Problem description:
Filter this material down to the lines that hold "color", copying each one.

--- Start of Recorded information ---

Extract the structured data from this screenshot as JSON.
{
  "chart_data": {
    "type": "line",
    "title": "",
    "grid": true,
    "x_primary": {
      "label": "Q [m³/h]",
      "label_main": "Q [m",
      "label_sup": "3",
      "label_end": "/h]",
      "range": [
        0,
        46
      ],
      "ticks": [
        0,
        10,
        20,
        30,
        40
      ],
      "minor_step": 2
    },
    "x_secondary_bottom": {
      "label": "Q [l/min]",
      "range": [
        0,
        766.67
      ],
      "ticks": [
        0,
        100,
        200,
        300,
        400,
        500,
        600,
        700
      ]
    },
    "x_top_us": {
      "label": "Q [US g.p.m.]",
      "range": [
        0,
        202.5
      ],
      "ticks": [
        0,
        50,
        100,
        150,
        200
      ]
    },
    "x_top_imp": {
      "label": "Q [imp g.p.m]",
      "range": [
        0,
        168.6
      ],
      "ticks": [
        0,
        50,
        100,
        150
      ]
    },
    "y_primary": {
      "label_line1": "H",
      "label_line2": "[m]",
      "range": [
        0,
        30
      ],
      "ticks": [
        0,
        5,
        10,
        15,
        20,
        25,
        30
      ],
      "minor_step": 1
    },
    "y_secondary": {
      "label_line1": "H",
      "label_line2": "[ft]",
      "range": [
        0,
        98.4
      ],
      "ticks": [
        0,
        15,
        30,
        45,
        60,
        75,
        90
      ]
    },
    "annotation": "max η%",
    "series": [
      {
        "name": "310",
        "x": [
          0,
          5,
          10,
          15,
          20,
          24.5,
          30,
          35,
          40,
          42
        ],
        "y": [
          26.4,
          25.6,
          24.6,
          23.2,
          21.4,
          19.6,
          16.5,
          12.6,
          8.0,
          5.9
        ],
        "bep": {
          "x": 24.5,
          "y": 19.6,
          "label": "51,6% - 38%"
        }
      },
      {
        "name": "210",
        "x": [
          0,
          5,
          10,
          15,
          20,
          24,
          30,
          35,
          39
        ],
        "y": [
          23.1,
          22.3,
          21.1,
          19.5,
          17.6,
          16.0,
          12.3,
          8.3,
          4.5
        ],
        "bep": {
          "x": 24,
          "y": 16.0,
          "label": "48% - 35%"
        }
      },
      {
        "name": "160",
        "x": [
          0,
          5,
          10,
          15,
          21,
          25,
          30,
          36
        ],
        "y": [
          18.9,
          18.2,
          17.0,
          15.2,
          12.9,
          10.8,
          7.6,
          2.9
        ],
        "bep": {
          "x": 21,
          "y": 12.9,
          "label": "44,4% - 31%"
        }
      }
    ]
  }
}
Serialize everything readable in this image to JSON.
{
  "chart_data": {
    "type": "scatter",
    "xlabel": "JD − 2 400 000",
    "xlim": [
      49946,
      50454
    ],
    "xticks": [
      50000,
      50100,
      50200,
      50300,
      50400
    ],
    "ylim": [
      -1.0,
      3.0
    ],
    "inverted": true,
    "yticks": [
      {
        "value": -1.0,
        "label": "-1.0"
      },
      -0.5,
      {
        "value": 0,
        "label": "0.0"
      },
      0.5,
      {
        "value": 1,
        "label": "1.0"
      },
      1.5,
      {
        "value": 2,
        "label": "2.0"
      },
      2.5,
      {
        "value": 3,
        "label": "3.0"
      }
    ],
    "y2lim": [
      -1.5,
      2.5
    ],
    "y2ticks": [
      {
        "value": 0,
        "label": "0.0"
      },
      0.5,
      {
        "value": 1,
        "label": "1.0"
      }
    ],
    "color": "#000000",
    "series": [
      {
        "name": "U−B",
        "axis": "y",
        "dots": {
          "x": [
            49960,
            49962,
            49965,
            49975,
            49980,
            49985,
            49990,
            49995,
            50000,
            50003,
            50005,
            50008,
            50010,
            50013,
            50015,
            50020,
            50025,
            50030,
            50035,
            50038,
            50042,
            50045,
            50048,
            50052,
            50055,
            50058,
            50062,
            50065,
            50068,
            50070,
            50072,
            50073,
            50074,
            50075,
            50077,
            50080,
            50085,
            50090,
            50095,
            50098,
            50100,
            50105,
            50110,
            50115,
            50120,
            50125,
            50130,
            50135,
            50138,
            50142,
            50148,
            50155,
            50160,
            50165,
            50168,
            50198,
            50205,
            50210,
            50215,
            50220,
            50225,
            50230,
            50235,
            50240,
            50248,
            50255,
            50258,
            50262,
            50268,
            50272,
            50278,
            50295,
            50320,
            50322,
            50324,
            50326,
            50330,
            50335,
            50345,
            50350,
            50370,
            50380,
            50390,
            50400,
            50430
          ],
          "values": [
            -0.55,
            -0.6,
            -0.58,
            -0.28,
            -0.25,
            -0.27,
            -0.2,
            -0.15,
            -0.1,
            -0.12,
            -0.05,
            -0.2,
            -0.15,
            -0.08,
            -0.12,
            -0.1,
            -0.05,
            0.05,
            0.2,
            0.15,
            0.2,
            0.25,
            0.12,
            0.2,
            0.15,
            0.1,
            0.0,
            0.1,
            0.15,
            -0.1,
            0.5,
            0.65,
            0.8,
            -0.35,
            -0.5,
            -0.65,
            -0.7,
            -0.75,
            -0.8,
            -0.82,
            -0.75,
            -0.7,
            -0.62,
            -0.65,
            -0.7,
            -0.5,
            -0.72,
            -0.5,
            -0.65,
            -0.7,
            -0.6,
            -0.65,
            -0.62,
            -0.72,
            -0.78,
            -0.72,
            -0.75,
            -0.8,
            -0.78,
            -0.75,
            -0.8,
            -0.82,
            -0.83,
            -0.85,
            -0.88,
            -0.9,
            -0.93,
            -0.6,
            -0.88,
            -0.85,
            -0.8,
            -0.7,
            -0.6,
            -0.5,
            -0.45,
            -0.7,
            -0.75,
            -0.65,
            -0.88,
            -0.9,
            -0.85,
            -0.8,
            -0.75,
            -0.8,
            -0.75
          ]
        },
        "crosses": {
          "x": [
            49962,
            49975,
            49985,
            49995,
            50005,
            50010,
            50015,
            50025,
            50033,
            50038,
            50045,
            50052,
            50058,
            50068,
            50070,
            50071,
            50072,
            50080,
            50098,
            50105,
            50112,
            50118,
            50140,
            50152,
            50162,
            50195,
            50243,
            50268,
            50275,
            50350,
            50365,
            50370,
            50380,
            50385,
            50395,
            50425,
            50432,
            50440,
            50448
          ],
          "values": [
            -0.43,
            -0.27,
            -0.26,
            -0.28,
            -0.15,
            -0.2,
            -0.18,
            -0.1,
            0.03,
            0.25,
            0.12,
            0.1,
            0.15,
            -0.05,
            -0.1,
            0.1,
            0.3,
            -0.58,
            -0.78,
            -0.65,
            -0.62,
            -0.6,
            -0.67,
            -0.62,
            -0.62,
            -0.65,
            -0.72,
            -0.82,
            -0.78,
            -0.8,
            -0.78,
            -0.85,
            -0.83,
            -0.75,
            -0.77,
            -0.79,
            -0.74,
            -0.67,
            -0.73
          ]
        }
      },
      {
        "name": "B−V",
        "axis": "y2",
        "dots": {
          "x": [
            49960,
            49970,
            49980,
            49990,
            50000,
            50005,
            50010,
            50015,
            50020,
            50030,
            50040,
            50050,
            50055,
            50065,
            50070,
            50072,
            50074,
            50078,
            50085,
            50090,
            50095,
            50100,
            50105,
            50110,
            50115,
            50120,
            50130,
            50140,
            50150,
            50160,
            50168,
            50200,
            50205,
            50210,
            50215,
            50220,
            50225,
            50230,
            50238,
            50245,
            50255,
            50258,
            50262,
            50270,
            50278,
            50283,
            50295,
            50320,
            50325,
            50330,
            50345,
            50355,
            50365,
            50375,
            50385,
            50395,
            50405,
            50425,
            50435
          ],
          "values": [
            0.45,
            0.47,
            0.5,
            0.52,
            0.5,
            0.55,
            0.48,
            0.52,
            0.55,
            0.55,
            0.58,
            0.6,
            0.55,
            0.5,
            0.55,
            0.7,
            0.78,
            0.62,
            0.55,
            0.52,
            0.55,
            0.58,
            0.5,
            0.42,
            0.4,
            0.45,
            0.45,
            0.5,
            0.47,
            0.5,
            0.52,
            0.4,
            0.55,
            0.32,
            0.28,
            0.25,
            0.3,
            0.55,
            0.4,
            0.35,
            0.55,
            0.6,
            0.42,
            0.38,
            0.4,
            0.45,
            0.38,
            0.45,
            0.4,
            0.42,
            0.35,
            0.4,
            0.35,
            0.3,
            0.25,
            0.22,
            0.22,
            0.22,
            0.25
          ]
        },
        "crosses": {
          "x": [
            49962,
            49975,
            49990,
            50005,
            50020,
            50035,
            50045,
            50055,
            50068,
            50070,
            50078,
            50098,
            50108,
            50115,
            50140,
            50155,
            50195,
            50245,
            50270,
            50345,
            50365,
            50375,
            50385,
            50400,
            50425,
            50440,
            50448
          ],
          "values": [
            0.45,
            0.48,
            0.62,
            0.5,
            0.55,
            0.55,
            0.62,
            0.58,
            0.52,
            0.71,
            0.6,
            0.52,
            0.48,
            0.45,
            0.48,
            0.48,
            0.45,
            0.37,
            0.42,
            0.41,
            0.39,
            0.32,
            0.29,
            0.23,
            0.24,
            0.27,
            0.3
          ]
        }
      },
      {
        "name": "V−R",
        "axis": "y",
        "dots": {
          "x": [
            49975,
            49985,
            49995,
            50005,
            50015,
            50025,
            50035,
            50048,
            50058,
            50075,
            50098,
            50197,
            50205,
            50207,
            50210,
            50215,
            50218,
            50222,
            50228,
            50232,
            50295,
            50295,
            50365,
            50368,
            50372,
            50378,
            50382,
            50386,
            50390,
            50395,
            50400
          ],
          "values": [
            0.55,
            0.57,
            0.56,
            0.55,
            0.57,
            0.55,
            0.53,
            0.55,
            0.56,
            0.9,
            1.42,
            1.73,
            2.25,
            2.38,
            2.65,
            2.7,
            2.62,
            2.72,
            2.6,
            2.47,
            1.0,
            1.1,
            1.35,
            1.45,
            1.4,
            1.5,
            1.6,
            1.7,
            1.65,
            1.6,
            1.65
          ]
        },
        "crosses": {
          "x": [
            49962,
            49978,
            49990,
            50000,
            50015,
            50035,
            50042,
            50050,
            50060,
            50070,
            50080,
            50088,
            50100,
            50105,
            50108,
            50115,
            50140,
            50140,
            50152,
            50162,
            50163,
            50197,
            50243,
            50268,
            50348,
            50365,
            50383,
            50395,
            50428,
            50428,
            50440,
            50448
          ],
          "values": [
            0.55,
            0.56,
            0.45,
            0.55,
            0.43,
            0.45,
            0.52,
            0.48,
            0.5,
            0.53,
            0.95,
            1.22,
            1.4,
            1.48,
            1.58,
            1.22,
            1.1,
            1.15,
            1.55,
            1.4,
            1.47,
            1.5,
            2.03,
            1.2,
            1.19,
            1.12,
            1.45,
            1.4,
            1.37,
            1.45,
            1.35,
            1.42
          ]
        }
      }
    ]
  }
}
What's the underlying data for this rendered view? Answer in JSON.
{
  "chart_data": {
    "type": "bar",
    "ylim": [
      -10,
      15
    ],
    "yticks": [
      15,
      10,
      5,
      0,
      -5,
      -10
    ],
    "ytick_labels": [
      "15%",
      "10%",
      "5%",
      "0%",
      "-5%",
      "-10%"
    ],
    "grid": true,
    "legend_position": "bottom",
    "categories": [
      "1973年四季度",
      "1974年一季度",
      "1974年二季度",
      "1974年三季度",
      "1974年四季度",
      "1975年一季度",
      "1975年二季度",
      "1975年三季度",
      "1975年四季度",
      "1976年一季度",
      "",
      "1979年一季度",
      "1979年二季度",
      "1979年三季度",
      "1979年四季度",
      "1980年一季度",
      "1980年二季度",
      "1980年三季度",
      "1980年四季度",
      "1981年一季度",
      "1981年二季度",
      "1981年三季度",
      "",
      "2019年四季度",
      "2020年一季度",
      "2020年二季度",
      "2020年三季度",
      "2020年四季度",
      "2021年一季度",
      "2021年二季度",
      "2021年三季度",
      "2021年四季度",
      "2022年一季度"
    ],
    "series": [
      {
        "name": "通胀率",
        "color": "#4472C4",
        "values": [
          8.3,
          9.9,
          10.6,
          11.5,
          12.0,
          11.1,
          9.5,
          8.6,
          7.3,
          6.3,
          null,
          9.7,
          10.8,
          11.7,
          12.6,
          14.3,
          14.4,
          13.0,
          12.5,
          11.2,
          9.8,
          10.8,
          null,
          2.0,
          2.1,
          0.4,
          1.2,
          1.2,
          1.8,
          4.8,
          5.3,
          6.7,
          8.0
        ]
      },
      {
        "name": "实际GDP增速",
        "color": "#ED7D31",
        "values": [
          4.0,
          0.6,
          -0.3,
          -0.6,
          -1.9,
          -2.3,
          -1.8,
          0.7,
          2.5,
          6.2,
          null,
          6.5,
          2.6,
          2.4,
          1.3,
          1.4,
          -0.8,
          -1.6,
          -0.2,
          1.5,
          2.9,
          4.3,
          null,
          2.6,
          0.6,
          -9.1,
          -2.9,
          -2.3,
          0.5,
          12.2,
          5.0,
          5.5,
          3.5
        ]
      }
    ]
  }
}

--- End of Recorded information ---

Solution to this exercise:
    "color": "#000000",
        "color": "#4472C4",
        "color": "#ED7D31",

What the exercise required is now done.